[Extracted records]
---
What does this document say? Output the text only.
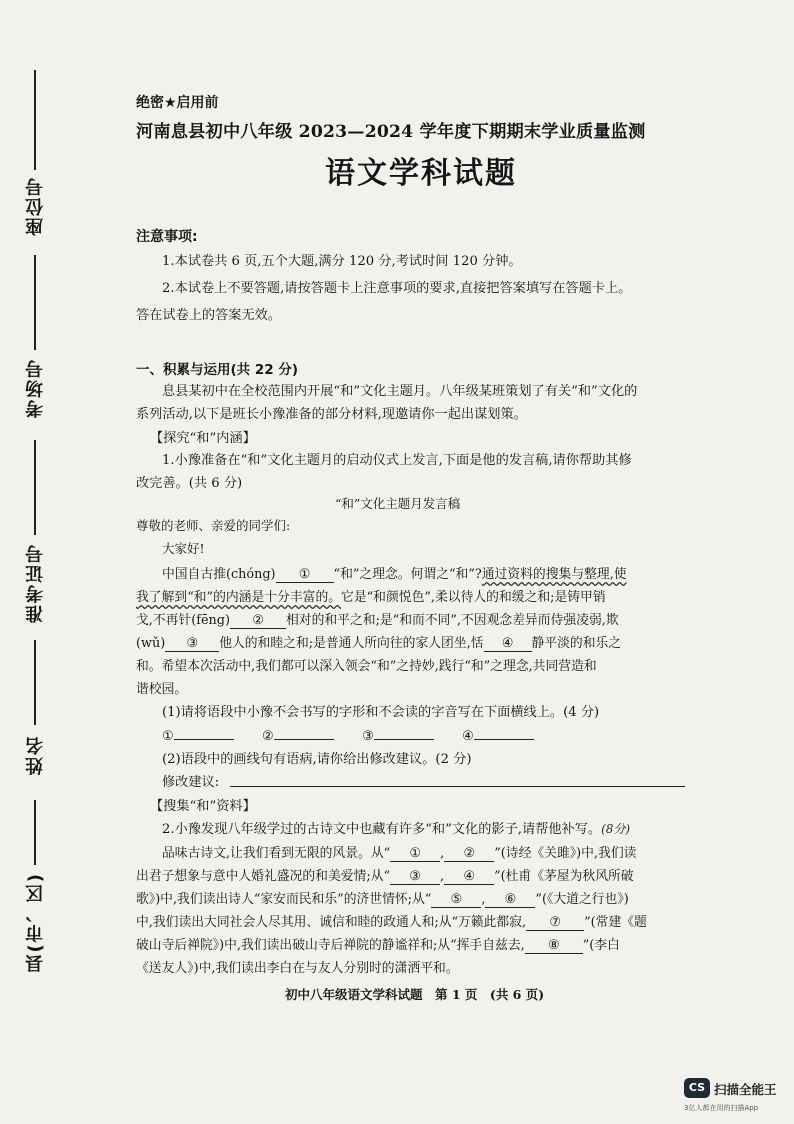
座位号
考场号
准考证号
姓名
县(市、区)
绝密★启用前
河南息县初中八年级 2023—2024 学年度下期期末学业质量监测
语文学科试题
注意事项:
1.本试卷共 6 页,五个大题,满分 120 分,考试时间 120 分钟。
2.本试卷上不要答题,请按答题卡上注意事项的要求,直接把答案填写在答题卡上。
答在试卷上的答案无效。
一、积累与运用(共 22 分)
息县某初中在全校范围内开展“和”文化主题月。八年级某班策划了有关“和”文化的
系列活动,以下是班长小豫准备的部分材料,现邀请你一起出谋划策。
【探究“和”内涵】
1.小豫准备在“和”文化主题月的启动仪式上发言,下面是他的发言稿,请你帮助其修
改完善。(共 6 分)
“和”文化主题月发言稿
尊敬的老师、亲爱的同学们:
大家好!
中国自古推(chóng) ① “和”之理念。何谓之“和”?通过资料的搜集与整理,使
我了解到“和”的内涵是十分丰富的。它是“和颜悦色”,柔以待人的和缓之和;是铸甲销
戈,不再针(fēng) ② 相对的和平之和;是“和而不同”,不因观念差异而侍强凌弱,欺
(wǔ) ③ 他人的和睦之和;是普通人所向往的家人团坐,恬 ④ 静平淡的和乐之
和。希望本次活动中,我们都可以深入领会“和”之持妙,践行“和”之理念,共同营造和
谐校园。
(1)请将语段中小豫不会书写的字形和不会读的字音写在下面横线上。(4 分)
①	②	③	④
(2)语段中的画线句有语病,请你给出修改建议。(2 分)
修改建议:
【搜集“和”资料】
2.小豫发现八年级学过的古诗文中也藏有许多“和”文化的影子,请帮他补写。(8分)
品味古诗文,让我们看到无限的风景。从“ ① , ② ”(诗经《关雎》)中,我们读
出君子想象与意中人婚礼盛况的和美爱情;从“ ③ , ④ ”(杜甫《茅屋为秋风所破
歌》)中,我们读出诗人“家安而民和乐”的济世情怀;从“ ⑤ , ⑥ ”(《大道之行也》)
中,我们读出大同社会人尽其用、诚信和睦的政通人和;从“万籁此都寂, ⑦ ”(常建《题
破山寺后禅院》)中,我们读出破山寺后禅院的静谧祥和;从“挥手自兹去, ⑧ ”(李白
《送友人》)中,我们读出李白在与友人分别时的潇洒平和。
初中八年级语文学科试题　第 1 页　(共 6 页)
CS 扫描全能王
3亿人都在用的扫描App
---
→ Exercise aim: Please set down each line of the data above exactly as written, without the pictures.

→ Output:
What does this document say? Output the text only.
座位号
考场号
准考证号
姓名
县(市、区)
绝密★启用前
河南息县初中八年级 2023—2024 学年度下期期末学业质量监测
语文学科试题
注意事项:
1.本试卷共 6 页,五个大题,满分 120 分,考试时间 120 分钟。
2.本试卷上不要答题,请按答题卡上注意事项的要求,直接把答案填写在答题卡上。
答在试卷上的答案无效。
一、积累与运用(共 22 分)
息县某初中在全校范围内开展“和”文化主题月。八年级某班策划了有关“和”文化的
系列活动,以下是班长小豫准备的部分材料,现邀请你一起出谋划策。
【探究“和”内涵】
1.小豫准备在“和”文化主题月的启动仪式上发言,下面是他的发言稿,请你帮助其修
改完善。(共 6 分)
“和”文化主题月发言稿
尊敬的老师、亲爱的同学们:
大家好!
中国自古推(chóng) ① “和”之理念。何谓之“和”?通过资料的搜集与整理,使
我了解到“和”的内涵是十分丰富的。它是“和颜悦色”,柔以待人的和缓之和;是铸甲销
戈,不再针(fēng) ② 相对的和平之和;是“和而不同”,不因观念差异而侍强凌弱,欺
(wǔ) ③ 他人的和睦之和;是普通人所向往的家人团坐,恬 ④ 静平淡的和乐之
和。希望本次活动中,我们都可以深入领会“和”之持妙,践行“和”之理念,共同营造和
谐校园。
(1)请将语段中小豫不会书写的字形和不会读的字音写在下面横线上。(4 分)
①	②	③	④
(2)语段中的画线句有语病,请你给出修改建议。(2 分)
修改建议:
【搜集“和”资料】
2.小豫发现八年级学过的古诗文中也藏有许多“和”文化的影子,请帮他补写。(8分)
品味古诗文,让我们看到无限的风景。从“ ① , ② ”(诗经《关雎》)中,我们读
出君子想象与意中人婚礼盛况的和美爱情;从“ ③ , ④ ”(杜甫《茅屋为秋风所破
歌》)中,我们读出诗人“家安而民和乐”的济世情怀;从“ ⑤ , ⑥ ”(《大道之行也》)
中,我们读出大同社会人尽其用、诚信和睦的政通人和;从“万籁此都寂, ⑦ ”(常建《题
破山寺后禅院》)中,我们读出破山寺后禅院的静谧祥和;从“挥手自兹去, ⑧ ”(李白
《送友人》)中,我们读出李白在与友人分别时的潇洒平和。
初中八年级语文学科试题　第 1 页　(共 6 页)
CS 扫描全能王
3亿人都在用的扫描App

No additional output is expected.